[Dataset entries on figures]
** Begin **
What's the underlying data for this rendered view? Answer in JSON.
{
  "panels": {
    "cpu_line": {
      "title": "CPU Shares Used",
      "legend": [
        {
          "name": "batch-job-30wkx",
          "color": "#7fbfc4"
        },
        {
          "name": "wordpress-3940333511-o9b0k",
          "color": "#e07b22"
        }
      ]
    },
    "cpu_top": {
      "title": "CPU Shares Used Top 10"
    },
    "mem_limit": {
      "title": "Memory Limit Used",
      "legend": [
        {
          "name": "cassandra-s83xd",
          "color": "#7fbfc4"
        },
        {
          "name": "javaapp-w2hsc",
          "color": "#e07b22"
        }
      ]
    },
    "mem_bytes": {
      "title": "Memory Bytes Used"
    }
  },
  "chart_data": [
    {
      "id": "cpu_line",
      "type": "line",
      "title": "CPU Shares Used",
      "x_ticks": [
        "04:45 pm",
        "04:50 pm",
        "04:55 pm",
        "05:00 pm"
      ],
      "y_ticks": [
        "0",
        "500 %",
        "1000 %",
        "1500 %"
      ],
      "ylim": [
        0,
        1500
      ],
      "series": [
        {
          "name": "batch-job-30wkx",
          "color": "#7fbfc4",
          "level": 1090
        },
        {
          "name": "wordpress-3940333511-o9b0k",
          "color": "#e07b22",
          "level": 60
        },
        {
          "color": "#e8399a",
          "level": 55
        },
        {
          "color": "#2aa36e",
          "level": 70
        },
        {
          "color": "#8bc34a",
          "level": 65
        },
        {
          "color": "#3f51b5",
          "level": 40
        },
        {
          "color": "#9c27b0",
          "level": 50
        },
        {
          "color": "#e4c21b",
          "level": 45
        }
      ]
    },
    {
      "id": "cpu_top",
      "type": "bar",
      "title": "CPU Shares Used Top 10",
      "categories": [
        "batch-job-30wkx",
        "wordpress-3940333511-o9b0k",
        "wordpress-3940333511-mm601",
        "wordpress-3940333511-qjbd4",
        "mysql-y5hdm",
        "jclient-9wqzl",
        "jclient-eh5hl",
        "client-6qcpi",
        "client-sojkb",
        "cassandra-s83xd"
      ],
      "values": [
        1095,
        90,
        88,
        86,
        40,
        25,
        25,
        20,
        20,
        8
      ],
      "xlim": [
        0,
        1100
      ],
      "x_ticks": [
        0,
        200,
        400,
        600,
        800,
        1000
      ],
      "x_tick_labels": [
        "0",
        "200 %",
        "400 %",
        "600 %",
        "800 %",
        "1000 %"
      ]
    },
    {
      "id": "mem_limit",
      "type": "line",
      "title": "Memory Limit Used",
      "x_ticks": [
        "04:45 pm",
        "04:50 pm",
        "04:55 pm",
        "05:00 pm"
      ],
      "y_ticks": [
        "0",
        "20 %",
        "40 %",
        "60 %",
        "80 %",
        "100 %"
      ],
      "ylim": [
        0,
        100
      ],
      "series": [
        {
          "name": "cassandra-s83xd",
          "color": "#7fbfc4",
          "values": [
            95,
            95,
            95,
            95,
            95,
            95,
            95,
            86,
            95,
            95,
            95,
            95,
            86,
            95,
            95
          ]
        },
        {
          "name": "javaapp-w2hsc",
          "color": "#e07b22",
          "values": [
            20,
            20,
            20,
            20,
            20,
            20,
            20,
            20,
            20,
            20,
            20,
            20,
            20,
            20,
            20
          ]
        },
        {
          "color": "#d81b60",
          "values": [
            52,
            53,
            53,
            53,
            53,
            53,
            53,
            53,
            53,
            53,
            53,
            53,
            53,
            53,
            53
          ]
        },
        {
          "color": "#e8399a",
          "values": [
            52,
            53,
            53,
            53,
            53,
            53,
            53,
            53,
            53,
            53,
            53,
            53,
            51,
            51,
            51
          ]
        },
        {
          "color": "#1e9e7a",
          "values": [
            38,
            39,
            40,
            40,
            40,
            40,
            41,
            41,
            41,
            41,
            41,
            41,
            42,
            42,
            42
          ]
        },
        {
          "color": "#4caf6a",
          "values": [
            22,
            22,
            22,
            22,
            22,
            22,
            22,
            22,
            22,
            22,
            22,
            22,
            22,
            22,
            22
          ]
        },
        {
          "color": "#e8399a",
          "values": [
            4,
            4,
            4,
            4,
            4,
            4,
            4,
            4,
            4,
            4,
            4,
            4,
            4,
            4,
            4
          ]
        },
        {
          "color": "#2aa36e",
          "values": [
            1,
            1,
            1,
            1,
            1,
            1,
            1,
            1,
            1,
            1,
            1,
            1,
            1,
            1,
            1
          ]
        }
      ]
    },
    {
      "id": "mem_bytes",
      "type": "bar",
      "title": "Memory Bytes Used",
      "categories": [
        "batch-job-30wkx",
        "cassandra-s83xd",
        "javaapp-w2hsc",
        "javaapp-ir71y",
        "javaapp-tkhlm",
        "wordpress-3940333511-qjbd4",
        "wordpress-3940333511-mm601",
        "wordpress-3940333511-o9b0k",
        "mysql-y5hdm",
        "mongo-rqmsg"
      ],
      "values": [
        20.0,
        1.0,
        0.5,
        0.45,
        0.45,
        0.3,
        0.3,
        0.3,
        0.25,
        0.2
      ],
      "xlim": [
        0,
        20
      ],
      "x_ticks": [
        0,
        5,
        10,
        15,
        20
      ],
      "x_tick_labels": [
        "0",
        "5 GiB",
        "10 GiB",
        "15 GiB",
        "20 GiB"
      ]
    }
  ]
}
** End **
Copy out each line of the records where the string "Memory" appears.

▸ **Output of the task**
      "title": "Memory Limit Used",
      "title": "Memory Bytes Used"
      "title": "Memory Limit Used",
      "title": "Memory Bytes Used",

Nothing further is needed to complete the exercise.